WHAT YOU NEED TO DO: Where a line of the listing below includes the word "logo", reproduce that line.

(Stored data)
——————
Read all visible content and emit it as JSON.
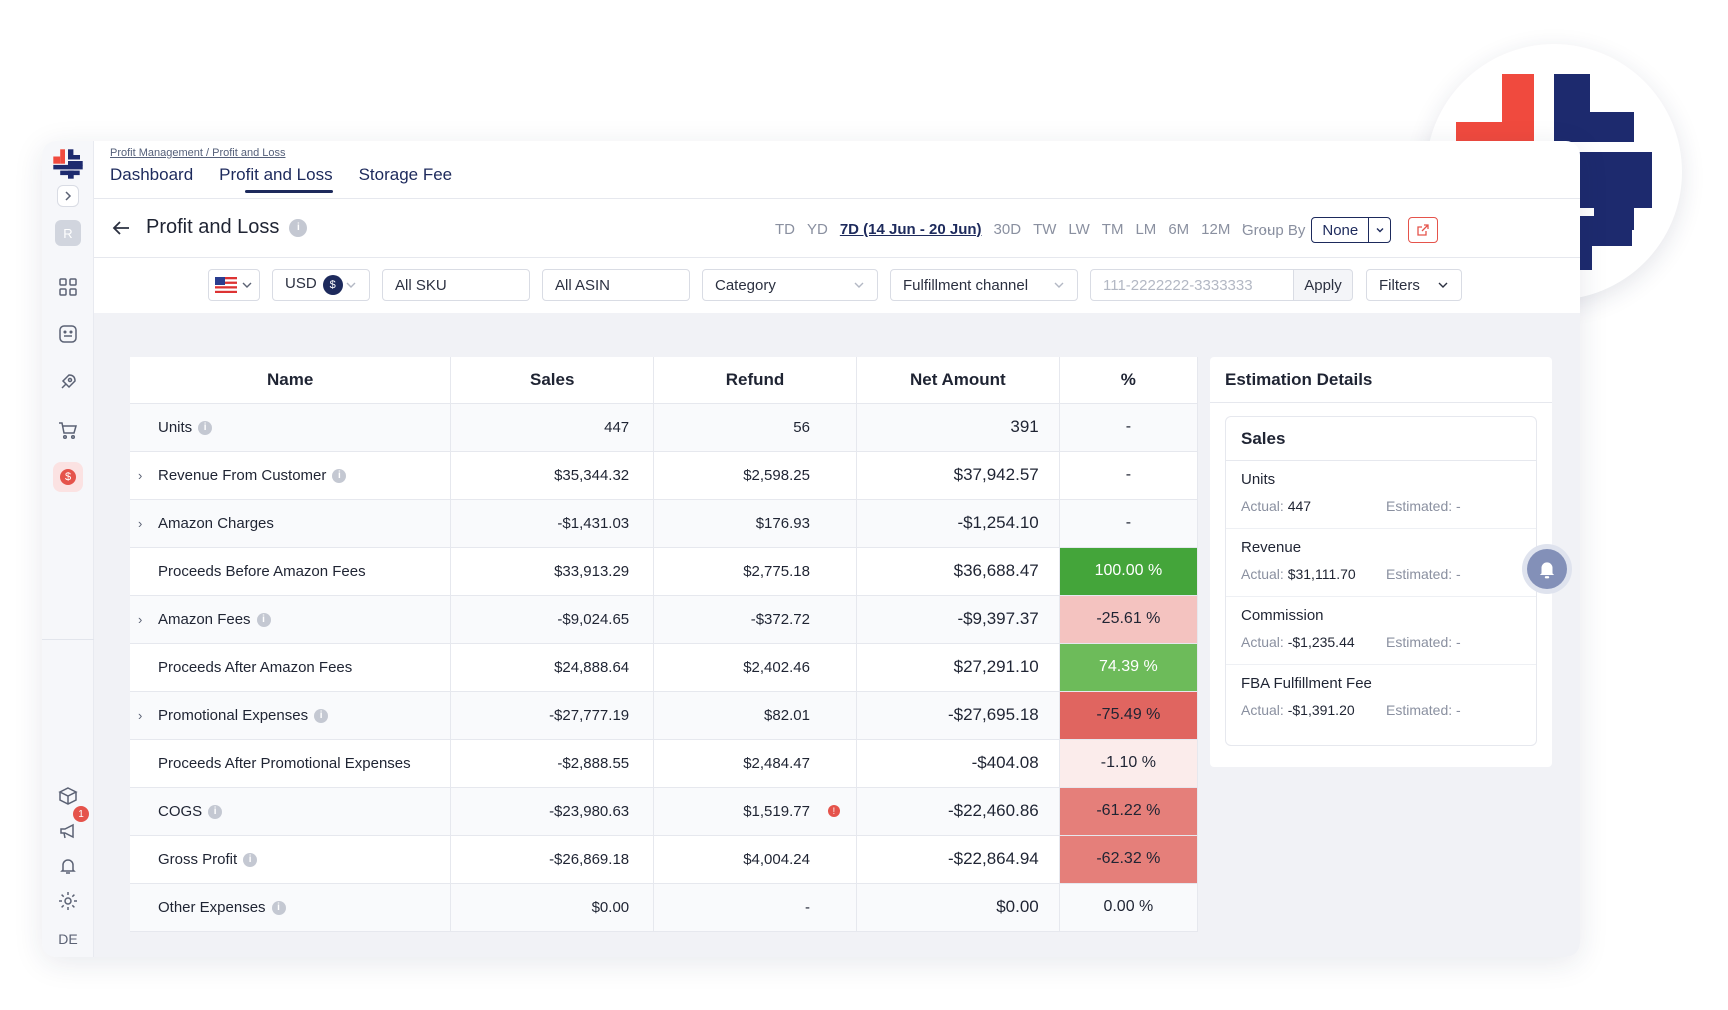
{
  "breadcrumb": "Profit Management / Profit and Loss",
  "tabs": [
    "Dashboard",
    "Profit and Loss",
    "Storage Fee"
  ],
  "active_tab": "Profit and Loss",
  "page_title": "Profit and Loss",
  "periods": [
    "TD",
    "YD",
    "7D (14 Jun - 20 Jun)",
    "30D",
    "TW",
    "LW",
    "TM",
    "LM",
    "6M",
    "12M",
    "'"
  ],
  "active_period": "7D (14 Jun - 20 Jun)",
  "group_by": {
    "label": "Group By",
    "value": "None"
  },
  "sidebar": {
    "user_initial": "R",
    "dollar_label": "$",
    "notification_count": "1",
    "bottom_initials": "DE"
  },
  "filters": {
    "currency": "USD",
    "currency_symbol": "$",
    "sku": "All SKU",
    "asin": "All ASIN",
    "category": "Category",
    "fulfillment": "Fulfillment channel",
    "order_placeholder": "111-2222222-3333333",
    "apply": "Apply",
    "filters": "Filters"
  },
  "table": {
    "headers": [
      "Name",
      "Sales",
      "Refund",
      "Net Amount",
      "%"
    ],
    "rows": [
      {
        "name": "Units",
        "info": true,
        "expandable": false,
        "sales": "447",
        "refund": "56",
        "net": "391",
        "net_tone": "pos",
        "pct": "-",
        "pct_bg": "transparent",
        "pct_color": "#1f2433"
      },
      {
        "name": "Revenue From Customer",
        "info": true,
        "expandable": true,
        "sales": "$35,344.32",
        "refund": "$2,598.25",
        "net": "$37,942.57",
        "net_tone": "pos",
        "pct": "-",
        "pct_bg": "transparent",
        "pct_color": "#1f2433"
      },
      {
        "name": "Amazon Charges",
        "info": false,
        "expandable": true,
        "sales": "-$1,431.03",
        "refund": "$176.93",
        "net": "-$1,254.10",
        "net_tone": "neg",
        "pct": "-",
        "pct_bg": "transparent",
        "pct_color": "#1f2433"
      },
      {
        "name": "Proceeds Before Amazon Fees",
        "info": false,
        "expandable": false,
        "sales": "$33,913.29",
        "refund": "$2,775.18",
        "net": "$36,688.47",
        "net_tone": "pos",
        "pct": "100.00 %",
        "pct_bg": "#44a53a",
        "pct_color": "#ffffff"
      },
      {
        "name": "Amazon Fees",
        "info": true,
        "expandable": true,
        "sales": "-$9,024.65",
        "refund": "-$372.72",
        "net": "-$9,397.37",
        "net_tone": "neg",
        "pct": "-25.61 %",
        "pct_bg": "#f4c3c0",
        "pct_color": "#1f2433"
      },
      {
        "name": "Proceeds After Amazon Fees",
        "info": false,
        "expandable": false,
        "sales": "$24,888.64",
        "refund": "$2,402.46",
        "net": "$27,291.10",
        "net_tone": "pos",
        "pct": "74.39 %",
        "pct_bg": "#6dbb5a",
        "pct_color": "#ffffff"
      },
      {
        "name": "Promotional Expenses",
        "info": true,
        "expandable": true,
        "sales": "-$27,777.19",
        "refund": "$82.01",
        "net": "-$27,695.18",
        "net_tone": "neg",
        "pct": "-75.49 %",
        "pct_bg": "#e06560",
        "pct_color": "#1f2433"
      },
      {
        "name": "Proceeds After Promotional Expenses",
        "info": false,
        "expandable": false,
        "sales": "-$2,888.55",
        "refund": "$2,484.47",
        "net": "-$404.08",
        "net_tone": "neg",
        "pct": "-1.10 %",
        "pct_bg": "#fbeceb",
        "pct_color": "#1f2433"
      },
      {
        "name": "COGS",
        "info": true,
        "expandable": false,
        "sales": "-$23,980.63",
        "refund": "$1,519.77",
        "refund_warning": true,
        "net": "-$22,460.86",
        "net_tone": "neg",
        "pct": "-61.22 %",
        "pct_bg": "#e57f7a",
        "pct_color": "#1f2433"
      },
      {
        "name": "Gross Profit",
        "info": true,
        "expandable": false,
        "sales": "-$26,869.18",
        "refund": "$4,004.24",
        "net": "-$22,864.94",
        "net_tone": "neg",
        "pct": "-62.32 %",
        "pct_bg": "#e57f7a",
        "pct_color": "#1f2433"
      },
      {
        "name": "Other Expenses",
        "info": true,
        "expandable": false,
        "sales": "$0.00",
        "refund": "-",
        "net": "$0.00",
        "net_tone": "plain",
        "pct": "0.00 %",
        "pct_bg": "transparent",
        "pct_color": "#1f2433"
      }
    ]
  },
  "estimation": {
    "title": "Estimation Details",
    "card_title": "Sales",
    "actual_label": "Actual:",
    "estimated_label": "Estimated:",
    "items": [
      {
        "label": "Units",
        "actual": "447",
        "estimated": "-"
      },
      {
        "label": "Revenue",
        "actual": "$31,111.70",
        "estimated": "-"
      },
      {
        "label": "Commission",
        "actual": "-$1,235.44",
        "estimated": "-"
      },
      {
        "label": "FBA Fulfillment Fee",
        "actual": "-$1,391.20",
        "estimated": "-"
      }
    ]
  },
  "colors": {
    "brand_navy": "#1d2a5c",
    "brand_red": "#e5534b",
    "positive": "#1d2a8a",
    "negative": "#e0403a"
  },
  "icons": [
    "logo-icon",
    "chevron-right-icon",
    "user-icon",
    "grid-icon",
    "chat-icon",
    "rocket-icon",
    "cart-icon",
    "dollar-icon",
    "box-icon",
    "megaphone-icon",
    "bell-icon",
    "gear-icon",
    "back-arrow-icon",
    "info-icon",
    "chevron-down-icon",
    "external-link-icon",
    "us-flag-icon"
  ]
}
——————
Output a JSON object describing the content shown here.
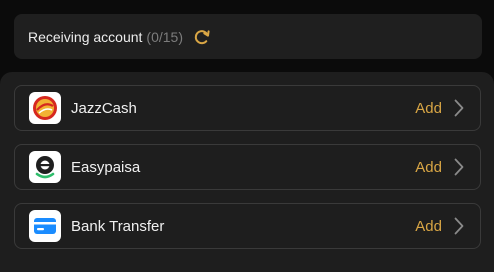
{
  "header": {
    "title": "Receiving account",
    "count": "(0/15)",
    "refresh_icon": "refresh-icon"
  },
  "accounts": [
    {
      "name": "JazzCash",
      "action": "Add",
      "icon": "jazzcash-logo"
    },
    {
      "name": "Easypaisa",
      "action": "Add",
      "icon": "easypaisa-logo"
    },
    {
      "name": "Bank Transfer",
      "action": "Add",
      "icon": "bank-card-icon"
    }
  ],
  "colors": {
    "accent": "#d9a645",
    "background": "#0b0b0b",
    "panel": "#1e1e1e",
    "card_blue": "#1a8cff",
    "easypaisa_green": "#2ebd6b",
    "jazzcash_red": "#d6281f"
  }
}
——————
SOLUTION TO THIS PROBLEM:
    "logo-icon",
      "icon": "jazzcash-logo"
      "icon": "easypaisa-logo"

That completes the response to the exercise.